> _Data lines_:

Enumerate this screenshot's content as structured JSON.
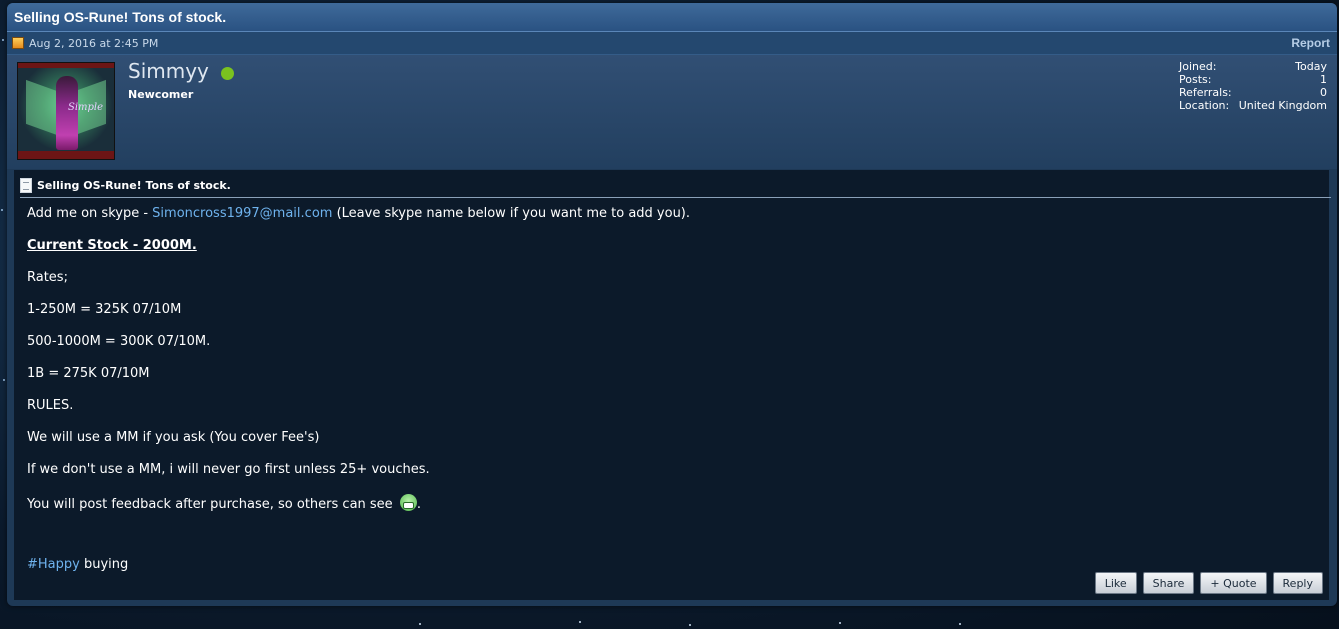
{
  "thread": {
    "title": "Selling OS-Rune! Tons of stock."
  },
  "post_meta": {
    "date": "Aug 2, 2016 at 2:45 PM",
    "report_label": "Report"
  },
  "author": {
    "username": "Simmyy",
    "user_title": "Newcomer",
    "avatar_text": "Simple",
    "online_color": "#7ac21f",
    "stats": [
      {
        "label": "Joined:",
        "value": "Today"
      },
      {
        "label": "Posts:",
        "value": "1"
      },
      {
        "label": "Referrals:",
        "value": "0"
      },
      {
        "label": "Location:",
        "value": "United Kingdom"
      }
    ]
  },
  "post": {
    "title": "Selling OS-Rune! Tons of stock.",
    "line1_prefix": "Add me on skype - ",
    "skype_link": "Simoncross1997@mail.com",
    "line1_suffix": " (Leave skype name below if you want me to add you).",
    "stock": "Current Stock - 2000M.",
    "rates_heading": "Rates;",
    "rate1": "1-250M = 325K 07/10M",
    "rate2": "500-1000M = 300K 07/10M.",
    "rate3": "1B = 275K 07/10M",
    "rules_heading": "RULES.",
    "rule1": "We will use a MM if you ask (You cover Fee's)",
    "rule2": "If we don't use a MM, i will never go first unless 25+ vouches.",
    "rule3_prefix": "You will post feedback after purchase, so others can see ",
    "rule3_suffix": ".",
    "hashtag": "#Happy",
    "hashtag_suffix": " buying"
  },
  "actions": {
    "like": "Like",
    "share": "Share",
    "quote": "+ Quote",
    "reply": "Reply"
  },
  "colors": {
    "link": "#6fb3ee",
    "title_bar": "#2a5282",
    "content_bg": "#0c1a2a"
  },
  "icons": [
    "post-date-icon",
    "online-status-icon",
    "document-icon",
    "grin-emoji-icon"
  ]
}
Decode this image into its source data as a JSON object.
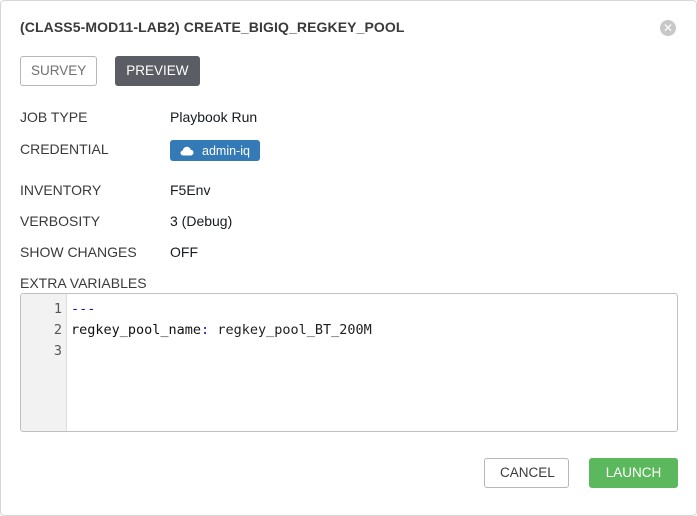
{
  "modal": {
    "title": "(CLASS5-MOD11-LAB2) CREATE_BIGIQ_REGKEY_POOL",
    "close_icon": "close-icon"
  },
  "tabs": [
    {
      "label": "SURVEY",
      "active": false
    },
    {
      "label": "PREVIEW",
      "active": true
    }
  ],
  "details": {
    "job_type": {
      "label": "JOB TYPE",
      "value": "Playbook Run"
    },
    "credential": {
      "label": "CREDENTIAL",
      "value": "admin-iq",
      "icon": "cloud-icon",
      "color": "#337ab7"
    },
    "inventory": {
      "label": "INVENTORY",
      "value": "F5Env"
    },
    "verbosity": {
      "label": "VERBOSITY",
      "value": "3 (Debug)"
    },
    "show_changes": {
      "label": "SHOW CHANGES",
      "value": "OFF"
    }
  },
  "extra_variables": {
    "label": "EXTRA VARIABLES",
    "line_numbers": [
      "1",
      "2",
      "3"
    ],
    "lines": {
      "l1": "---",
      "l2_key": "regkey_pool_name",
      "l2_sep": ":",
      "l2_value": " regkey_pool_BT_200M",
      "l3": ""
    }
  },
  "footer": {
    "cancel_label": "CANCEL",
    "launch_label": "LAUNCH",
    "launch_color": "#5cb85c"
  }
}
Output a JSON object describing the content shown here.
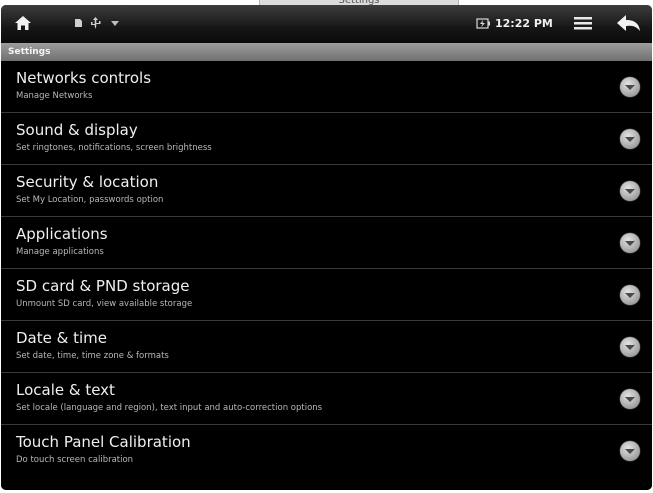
{
  "window": {
    "tab_label": "Settings"
  },
  "statusbar": {
    "time": "12:22 PM",
    "icons": [
      "home-icon",
      "sd-card-icon",
      "usb-icon",
      "signal-icon",
      "battery-icon",
      "menu-icon",
      "back-icon"
    ]
  },
  "header": {
    "title": "Settings"
  },
  "settings": {
    "items": [
      {
        "title": "Networks controls",
        "subtitle": "Manage Networks"
      },
      {
        "title": "Sound & display",
        "subtitle": "Set ringtones, notifications, screen brightness"
      },
      {
        "title": "Security & location",
        "subtitle": "Set My Location, passwords option"
      },
      {
        "title": "Applications",
        "subtitle": "Manage applications"
      },
      {
        "title": "SD card & PND storage",
        "subtitle": "Unmount SD card, view available storage"
      },
      {
        "title": "Date & time",
        "subtitle": "Set date, time, time zone & formats"
      },
      {
        "title": "Locale & text",
        "subtitle": "Set locale (language and region), text input and auto-correction options"
      },
      {
        "title": "Touch Panel Calibration",
        "subtitle": "Do touch screen calibration"
      }
    ]
  }
}
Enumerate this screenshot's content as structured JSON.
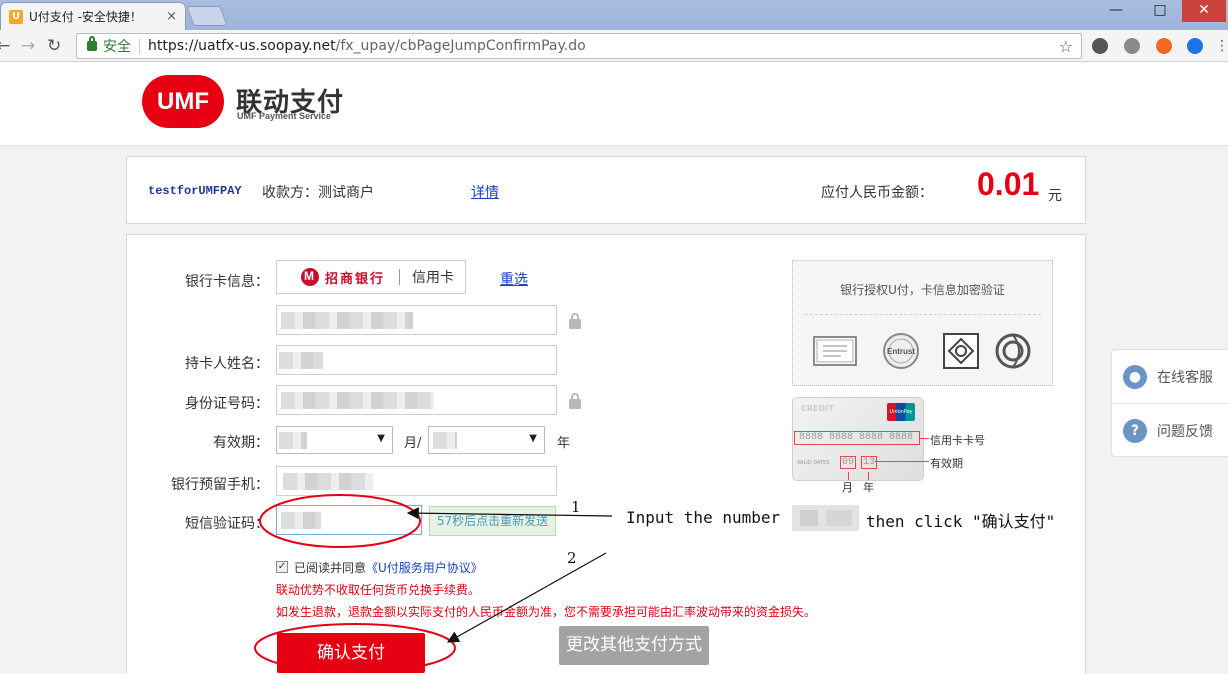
{
  "browser": {
    "tab_title": "U付支付 -安全快捷！",
    "tab_close": "×",
    "favicon": "U",
    "secure_label": "安全",
    "url_host": "https://uatfx-us.soopay.net",
    "url_path": "/fx_upay/cbPageJumpConfirmPay.do",
    "win_min": "—",
    "win_max": "□",
    "win_close": "✕",
    "back": "←",
    "forward": "→",
    "reload": "↻",
    "star": "☆"
  },
  "header": {
    "logo_mark": "UMF",
    "logo_cn": "联动支付",
    "logo_en": "UMF Payment Service"
  },
  "order": {
    "merchant_id": "testforUMFPAY",
    "payee": "收款方：测试商户",
    "detail_link": "详情",
    "amount_label": "应付人民币金额：",
    "amount": "0.01",
    "currency": "元"
  },
  "form": {
    "bank_card_label": "银行卡信息：",
    "bank_name": "招商银行",
    "card_type": "信用卡",
    "reselect": "重选",
    "holder_label": "持卡人姓名：",
    "id_label": "身份证号码：",
    "expiry_label": "有效期：",
    "month_unit": "月/",
    "year_unit": "年",
    "phone_label": "银行预留手机：",
    "sms_label": "短信验证码：",
    "sms_button": "57秒后点击重新发送",
    "agree_prefix": "已阅读并同意",
    "agree_link": "《U付服务用户协议》",
    "checkbox_mark": "✓",
    "notice1": "联动优势不收取任何货币兑换手续费。",
    "notice2": "如发生退款，退款金额以实际支付的人民币金额为准，您不需要承担可能由汇率波动带来的资金损失。",
    "confirm_button": "确认支付",
    "other_button": "更改其他支付方式"
  },
  "auth": {
    "title": "银行授权U付，卡信息加密验证"
  },
  "card_sample": {
    "number": "8888 8888 8888 8888",
    "valid_label": "VALID DATES",
    "month": "09",
    "year": "13",
    "number_note": "信用卡卡号",
    "expiry_note": "有效期",
    "month_note": "月",
    "year_note": "年"
  },
  "annotation": {
    "step1": "1",
    "step2": "2",
    "text_before": "Input the number",
    "text_after": "then click \"确认支付\""
  },
  "side_widget": {
    "online_service": "在线客服",
    "feedback": "问题反馈"
  },
  "colors": {
    "brand_red": "#e60012",
    "link_blue": "#1a3ec5"
  }
}
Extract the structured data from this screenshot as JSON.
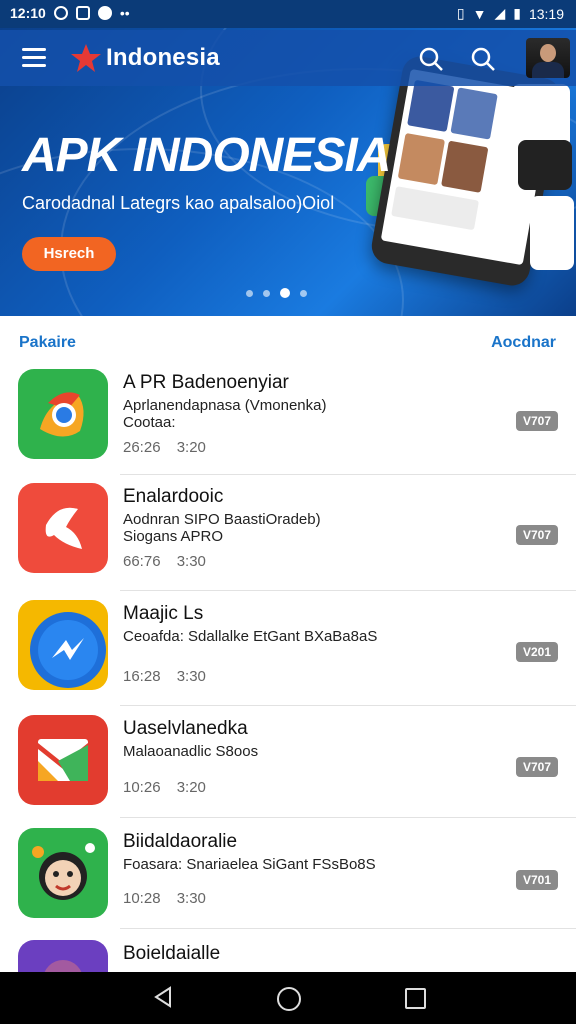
{
  "status_bar": {
    "time_left": "12:10",
    "time_right": "13:19"
  },
  "header": {
    "brand": "Indonesia"
  },
  "hero": {
    "title": "APK INDONESIA",
    "subtitle": "Carodadnal Lategrs kao apalsaloo)Oiol",
    "button": "Hsrech",
    "slide_index": 3,
    "slide_count": 4
  },
  "section": {
    "left_label": "Pakaire",
    "right_label": "Aocdnar"
  },
  "apps": [
    {
      "title": "A PR Badenoenyiar",
      "line1": "Aprlanendapnasa (Vmonenka)",
      "line2": "Cootaa:",
      "meta": "26:26 3:20",
      "badge": "V707",
      "icon": "chrome-style-icon"
    },
    {
      "title": "Enalardooic",
      "line1": "Aodnran SIPO BaastiOradeb)",
      "line2": "Siogans APRO",
      "meta": "66:76 3:30",
      "badge": "V707",
      "icon": "bird-icon"
    },
    {
      "title": "Maajic Ls",
      "line1": "Ceoafda: Sdallalke EtGant BXaBa8aS",
      "line2": "",
      "meta": "16:28 3:30",
      "badge": "V201",
      "icon": "messenger-icon"
    },
    {
      "title": "Uaselvlanedka",
      "line1": "Malaoanadlic S8oos",
      "line2": "",
      "meta": "10:26 3:20",
      "badge": "V707",
      "icon": "mail-icon"
    },
    {
      "title": "Biidaldaoralie",
      "line1": "Foasara: Snariaelea SiGant FSsBo8S",
      "line2": "",
      "meta": "10:28 3:30",
      "badge": "V701",
      "icon": "character-icon"
    },
    {
      "title": "Boieldaialle",
      "line1": "",
      "line2": "",
      "meta": "",
      "badge": "",
      "icon": "purple-app-icon"
    }
  ]
}
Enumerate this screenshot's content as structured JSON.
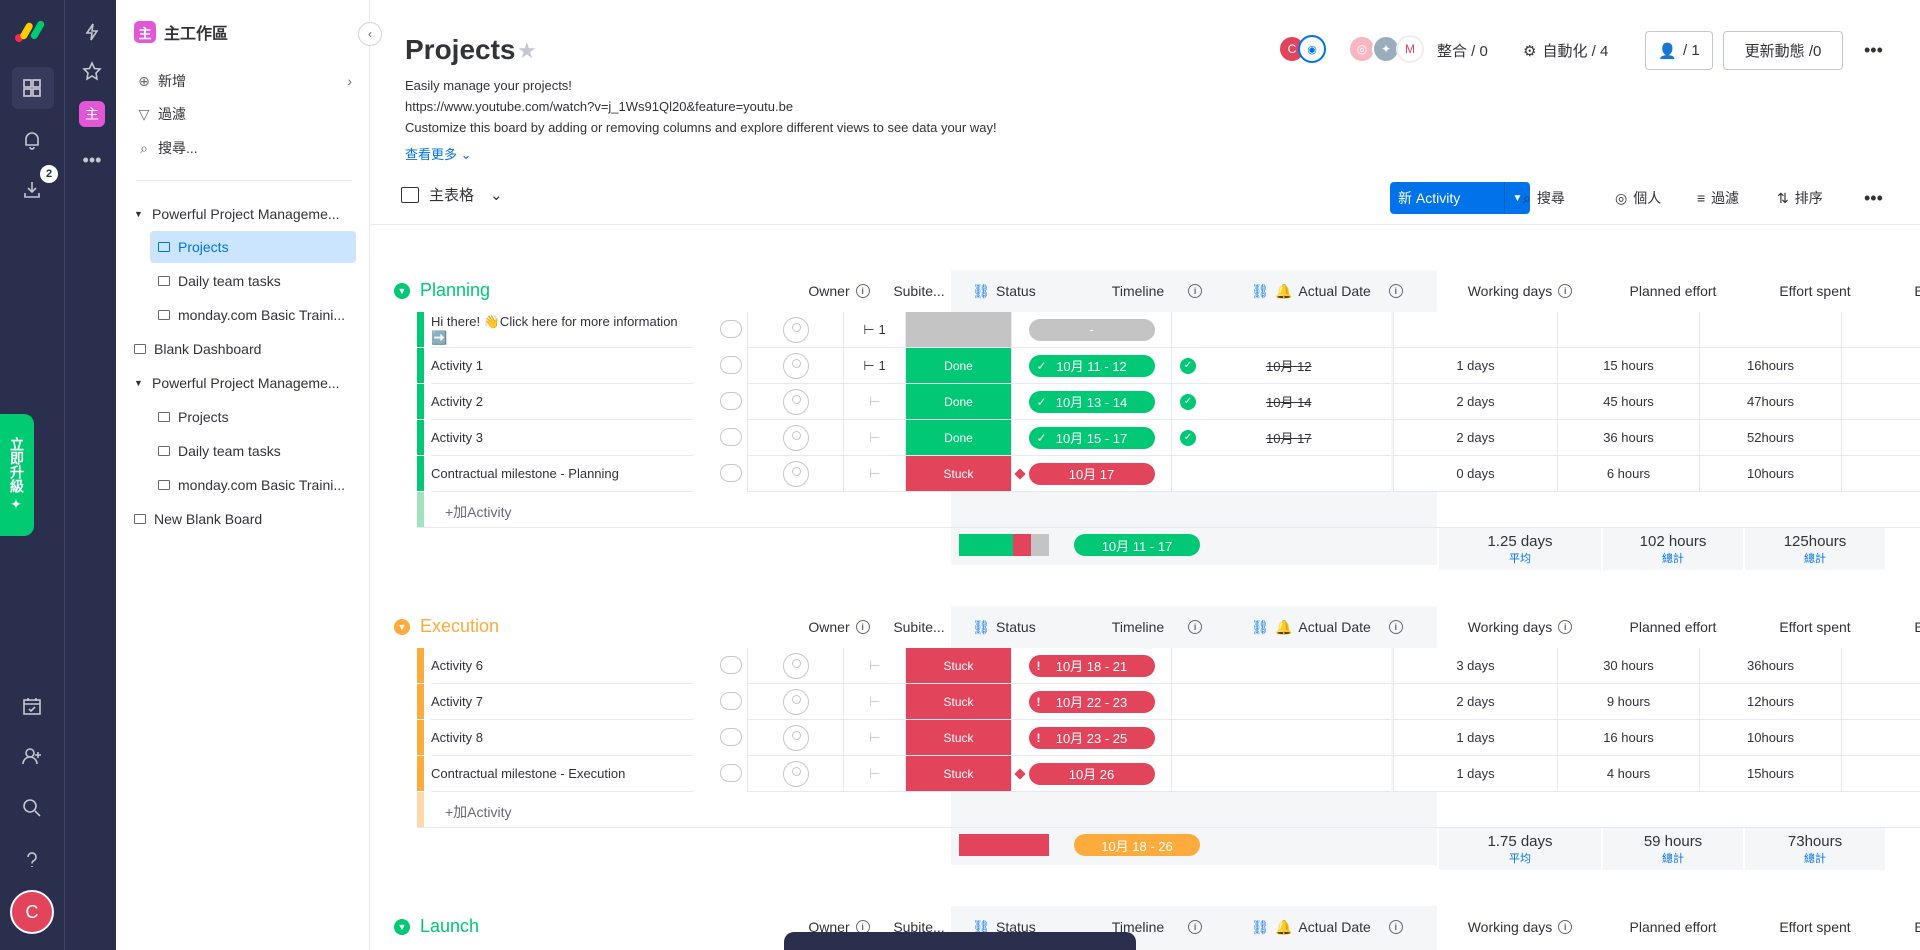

> _To do_: Count every line in the entries above where the word "will" appears; respond with the number alone.

> _Written answer_: 3